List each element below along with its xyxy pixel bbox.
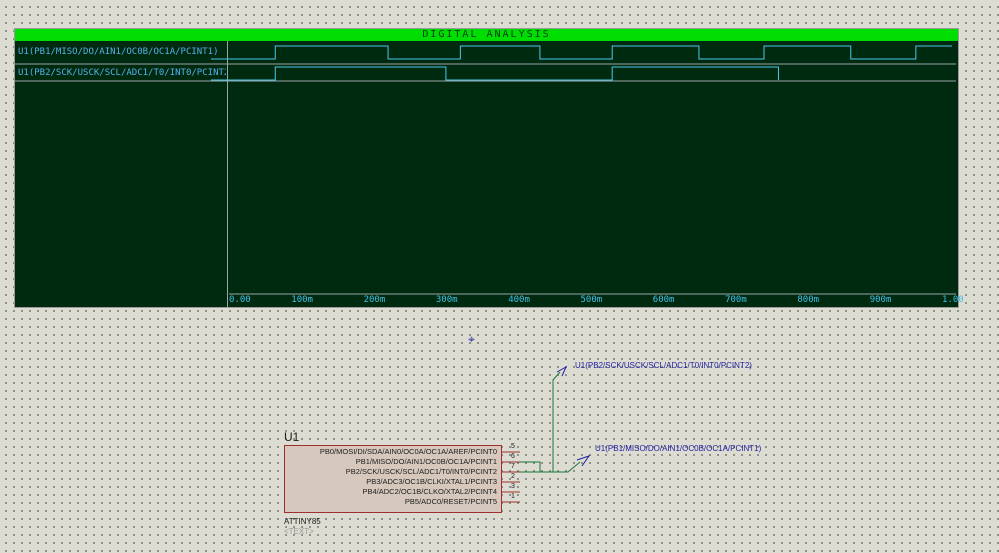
axis-tick-label: 1.00 (942, 295, 964, 305)
chip-reference[interactable]: U1 (284, 430, 299, 444)
axis-tick-label: 100m (291, 295, 313, 305)
chip-pin-number[interactable]: 1 (511, 493, 515, 501)
axis-tick-label: 600m (652, 295, 675, 305)
chip-pin-name: PB5/ADC0/RESET/PCINT5 (404, 497, 497, 506)
digital-analysis-graph[interactable]: DIGITAL ANALYSIS U1(PB1/MISO/DO/AIN1/OC0… (14, 28, 964, 308)
chip-text-placeholder: <TEXT> (284, 527, 314, 536)
origin-marker-icon: ⌖ (468, 332, 475, 346)
axis-tick-label: 0.00 (229, 295, 251, 305)
chip-pin-number[interactable]: 6 (511, 453, 515, 461)
chip-pin-name: PB1/MISO/DO/AIN1/OC0B/OC1A/PCINT1 (355, 457, 497, 466)
axis-tick-label: 300m (435, 295, 458, 305)
probe-label-pb2[interactable]: U1(PB2/SCK/USCK/SCL/ADC1/T0/INT0/PCINT2) (575, 361, 752, 370)
waveform-area[interactable] (15, 29, 958, 307)
chip-pin-number[interactable]: 3 (511, 483, 515, 491)
attiny85-chip[interactable]: PB0/MOSI/DI/SDA/AIN0/OC0A/OC1A/AREF/PCIN… (284, 445, 502, 513)
chip-pin-number[interactable]: 5 (511, 443, 515, 451)
chip-pin-name: PB2/SCK/USCK/SCL/ADC1/T0/INT0/PCINT2 (345, 467, 497, 476)
axis-tick-label: 800m (797, 295, 820, 305)
probe-label-pb1[interactable]: U1(PB1/MISO/DO/AIN1/OC0B/OC1A/PCINT1) (595, 444, 761, 453)
axis-tick-label: 200m (363, 295, 386, 305)
chip-pin-name: PB4/ADC2/OC1B/CLKO/XTAL2/PCINT4 (362, 487, 498, 496)
waveform-trace-0 (211, 45, 952, 60)
axis-tick-label: 500m (580, 295, 603, 305)
axis-tick-label: 700m (725, 295, 747, 305)
chip-pin-number[interactable]: 7 (511, 463, 515, 471)
chip-pin-name: PB3/ADC3/OC1B/CLKI/XTAL1/PCINT3 (366, 477, 497, 486)
axis-tick-label: 900m (869, 295, 892, 305)
chip-value[interactable]: ATTINY85 (284, 517, 321, 526)
waveform-trace-1 (211, 66, 779, 81)
axis-tick-label: 400m (508, 295, 530, 305)
chip-pin-name: PB0/MOSI/DI/SDA/AIN0/OC0A/OC1A/AREF/PCIN… (319, 447, 497, 456)
chip-pin-number[interactable]: 2 (511, 473, 515, 481)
----------
[Task to carry out] Pick out and copy every line in the records that contains the string "axis". Treat the match as case-sensitive.

[Output for this task]
axis-tick-label: 1.00 (942, 295, 964, 305)
axis-tick-label: 100m (291, 295, 313, 305)
axis-tick-label: 600m (652, 295, 675, 305)
axis-tick-label: 0.00 (229, 295, 251, 305)
axis-tick-label: 300m (435, 295, 458, 305)
axis-tick-label: 800m (797, 295, 820, 305)
axis-tick-label: 200m (363, 295, 386, 305)
axis-tick-label: 500m (580, 295, 603, 305)
axis-tick-label: 700m (725, 295, 747, 305)
axis-tick-label: 900m (869, 295, 892, 305)
axis-tick-label: 400m (508, 295, 530, 305)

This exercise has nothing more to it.